→ **ENUNCIADO DEL EJERCICIO**
Reproduce palabra por palabra los datos de abajo, desde el comienzo hasta la línea que contiene "new-moon-face-emoji — [782, 82, 822, 132]", ambas incluidas.

→ **Entradas de elementos anotados**
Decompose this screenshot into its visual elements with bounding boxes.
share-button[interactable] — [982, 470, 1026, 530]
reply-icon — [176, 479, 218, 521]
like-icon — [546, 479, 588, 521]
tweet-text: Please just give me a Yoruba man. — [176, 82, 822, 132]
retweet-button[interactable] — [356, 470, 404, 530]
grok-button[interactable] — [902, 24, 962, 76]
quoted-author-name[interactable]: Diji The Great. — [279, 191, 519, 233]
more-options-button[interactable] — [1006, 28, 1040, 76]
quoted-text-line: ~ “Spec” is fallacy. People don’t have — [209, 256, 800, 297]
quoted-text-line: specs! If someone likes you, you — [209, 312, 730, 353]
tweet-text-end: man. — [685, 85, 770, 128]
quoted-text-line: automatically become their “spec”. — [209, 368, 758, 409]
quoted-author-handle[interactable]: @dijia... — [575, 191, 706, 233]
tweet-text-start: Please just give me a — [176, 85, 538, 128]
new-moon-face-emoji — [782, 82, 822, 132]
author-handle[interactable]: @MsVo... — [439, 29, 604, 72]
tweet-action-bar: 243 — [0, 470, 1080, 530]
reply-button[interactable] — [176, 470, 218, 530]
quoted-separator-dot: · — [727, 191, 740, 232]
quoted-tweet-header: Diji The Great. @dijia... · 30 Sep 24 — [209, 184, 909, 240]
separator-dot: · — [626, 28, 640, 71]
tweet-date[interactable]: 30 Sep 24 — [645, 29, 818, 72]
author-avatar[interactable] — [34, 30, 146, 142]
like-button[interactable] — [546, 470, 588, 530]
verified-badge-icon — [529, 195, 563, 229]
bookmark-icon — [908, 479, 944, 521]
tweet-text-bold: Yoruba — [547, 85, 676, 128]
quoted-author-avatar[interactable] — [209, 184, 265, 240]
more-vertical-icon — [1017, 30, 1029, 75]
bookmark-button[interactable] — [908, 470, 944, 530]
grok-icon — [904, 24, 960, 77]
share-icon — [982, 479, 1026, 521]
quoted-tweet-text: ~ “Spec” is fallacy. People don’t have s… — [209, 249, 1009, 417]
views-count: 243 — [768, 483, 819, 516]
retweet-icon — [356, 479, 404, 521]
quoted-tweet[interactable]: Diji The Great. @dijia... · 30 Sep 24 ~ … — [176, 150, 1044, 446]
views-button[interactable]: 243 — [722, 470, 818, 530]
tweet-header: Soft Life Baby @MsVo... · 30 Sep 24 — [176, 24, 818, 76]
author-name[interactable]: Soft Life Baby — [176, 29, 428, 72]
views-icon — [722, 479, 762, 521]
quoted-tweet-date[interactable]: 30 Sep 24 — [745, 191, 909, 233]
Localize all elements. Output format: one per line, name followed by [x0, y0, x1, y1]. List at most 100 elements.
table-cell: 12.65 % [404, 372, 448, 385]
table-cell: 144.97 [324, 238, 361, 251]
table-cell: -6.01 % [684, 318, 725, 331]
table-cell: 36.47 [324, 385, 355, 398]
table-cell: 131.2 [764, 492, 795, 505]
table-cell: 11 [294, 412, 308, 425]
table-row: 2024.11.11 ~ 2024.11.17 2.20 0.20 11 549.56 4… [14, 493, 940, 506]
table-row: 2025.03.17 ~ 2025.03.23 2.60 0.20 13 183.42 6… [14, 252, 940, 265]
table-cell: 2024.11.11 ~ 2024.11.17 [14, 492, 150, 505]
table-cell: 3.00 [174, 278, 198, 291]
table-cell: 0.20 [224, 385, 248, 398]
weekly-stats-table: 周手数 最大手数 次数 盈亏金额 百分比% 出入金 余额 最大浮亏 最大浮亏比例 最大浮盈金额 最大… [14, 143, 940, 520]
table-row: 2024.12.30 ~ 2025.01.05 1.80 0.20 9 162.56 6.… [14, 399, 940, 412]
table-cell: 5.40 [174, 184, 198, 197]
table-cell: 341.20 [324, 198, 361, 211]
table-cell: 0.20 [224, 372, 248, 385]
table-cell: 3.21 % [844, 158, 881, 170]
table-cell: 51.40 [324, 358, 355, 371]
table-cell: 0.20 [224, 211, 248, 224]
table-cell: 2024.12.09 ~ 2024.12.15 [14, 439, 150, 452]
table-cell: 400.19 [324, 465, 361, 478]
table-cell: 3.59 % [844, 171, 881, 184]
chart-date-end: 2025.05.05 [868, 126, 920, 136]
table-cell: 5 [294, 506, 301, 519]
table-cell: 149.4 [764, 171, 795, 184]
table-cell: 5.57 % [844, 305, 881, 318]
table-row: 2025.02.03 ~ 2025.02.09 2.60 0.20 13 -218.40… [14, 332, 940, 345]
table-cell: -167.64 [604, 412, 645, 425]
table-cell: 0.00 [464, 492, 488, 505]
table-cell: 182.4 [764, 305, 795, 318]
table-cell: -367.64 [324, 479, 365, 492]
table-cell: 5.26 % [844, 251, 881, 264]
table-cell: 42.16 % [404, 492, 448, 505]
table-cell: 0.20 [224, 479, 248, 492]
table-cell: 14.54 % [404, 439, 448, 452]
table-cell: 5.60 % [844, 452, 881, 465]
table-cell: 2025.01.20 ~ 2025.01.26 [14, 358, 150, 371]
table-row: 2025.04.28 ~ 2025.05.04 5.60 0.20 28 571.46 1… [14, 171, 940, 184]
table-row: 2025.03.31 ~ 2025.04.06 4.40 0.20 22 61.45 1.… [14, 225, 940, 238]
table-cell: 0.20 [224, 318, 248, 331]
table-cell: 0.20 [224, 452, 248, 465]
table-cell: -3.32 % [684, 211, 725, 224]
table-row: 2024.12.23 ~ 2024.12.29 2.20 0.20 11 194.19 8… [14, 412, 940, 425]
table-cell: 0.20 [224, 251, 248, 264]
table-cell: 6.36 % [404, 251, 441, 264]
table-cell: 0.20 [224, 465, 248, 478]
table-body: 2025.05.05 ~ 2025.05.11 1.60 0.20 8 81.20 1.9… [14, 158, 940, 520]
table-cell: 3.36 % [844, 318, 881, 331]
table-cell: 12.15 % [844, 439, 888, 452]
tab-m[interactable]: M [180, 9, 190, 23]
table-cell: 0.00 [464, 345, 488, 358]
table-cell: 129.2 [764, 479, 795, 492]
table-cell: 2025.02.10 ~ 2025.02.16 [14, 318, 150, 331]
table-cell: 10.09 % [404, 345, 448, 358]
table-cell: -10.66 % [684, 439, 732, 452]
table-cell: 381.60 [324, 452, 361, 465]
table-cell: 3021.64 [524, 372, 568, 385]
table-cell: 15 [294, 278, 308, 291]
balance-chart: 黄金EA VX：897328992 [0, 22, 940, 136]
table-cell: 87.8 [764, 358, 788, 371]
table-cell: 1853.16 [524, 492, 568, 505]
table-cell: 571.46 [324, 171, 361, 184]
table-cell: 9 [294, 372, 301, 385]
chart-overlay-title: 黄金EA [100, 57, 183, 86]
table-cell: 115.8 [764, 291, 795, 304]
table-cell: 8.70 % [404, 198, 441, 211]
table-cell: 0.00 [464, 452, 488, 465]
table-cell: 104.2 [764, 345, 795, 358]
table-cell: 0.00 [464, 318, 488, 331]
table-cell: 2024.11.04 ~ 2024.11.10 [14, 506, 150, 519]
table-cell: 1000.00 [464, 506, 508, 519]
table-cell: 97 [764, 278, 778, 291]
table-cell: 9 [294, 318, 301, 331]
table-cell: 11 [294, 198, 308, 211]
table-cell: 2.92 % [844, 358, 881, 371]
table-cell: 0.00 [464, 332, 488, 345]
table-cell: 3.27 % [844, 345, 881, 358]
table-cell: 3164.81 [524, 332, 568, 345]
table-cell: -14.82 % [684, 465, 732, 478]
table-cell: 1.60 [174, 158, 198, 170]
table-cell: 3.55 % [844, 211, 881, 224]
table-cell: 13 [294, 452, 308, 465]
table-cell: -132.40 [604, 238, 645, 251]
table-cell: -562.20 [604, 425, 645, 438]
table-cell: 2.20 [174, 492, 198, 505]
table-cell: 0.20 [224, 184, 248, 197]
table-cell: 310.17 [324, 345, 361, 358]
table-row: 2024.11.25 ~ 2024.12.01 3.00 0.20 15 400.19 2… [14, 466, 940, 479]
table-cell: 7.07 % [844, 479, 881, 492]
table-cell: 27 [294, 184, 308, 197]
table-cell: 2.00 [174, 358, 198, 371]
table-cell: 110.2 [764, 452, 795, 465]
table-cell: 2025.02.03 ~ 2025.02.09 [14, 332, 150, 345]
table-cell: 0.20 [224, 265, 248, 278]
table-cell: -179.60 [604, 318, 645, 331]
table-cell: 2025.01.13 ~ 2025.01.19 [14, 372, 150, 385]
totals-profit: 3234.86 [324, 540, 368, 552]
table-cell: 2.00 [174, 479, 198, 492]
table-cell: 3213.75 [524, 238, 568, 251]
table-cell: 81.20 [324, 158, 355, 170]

→ **RESULTADO DEL EJERCICIO**
Decompose this screenshot into its visual elements with bounding boxes.
share-button[interactable] — [982, 470, 1026, 530]
reply-icon — [176, 479, 218, 521]
like-icon — [546, 479, 588, 521]
tweet-text: Please just give me a Yoruba man. — [176, 82, 822, 132]
retweet-button[interactable] — [356, 470, 404, 530]
grok-button[interactable] — [902, 24, 962, 76]
quoted-author-name[interactable]: Diji The Great. — [279, 191, 519, 233]
more-options-button[interactable] — [1006, 28, 1040, 76]
quoted-text-line: ~ “Spec” is fallacy. People don’t have — [209, 256, 800, 297]
quoted-text-line: specs! If someone likes you, you — [209, 312, 730, 353]
tweet-text-end: man. — [685, 85, 770, 128]
quoted-text-line: automatically become their “spec”. — [209, 368, 758, 409]
quoted-author-handle[interactable]: @dijia... — [575, 191, 706, 233]
tweet-text-start: Please just give me a — [176, 85, 538, 128]
new-moon-face-emoji — [782, 82, 822, 132]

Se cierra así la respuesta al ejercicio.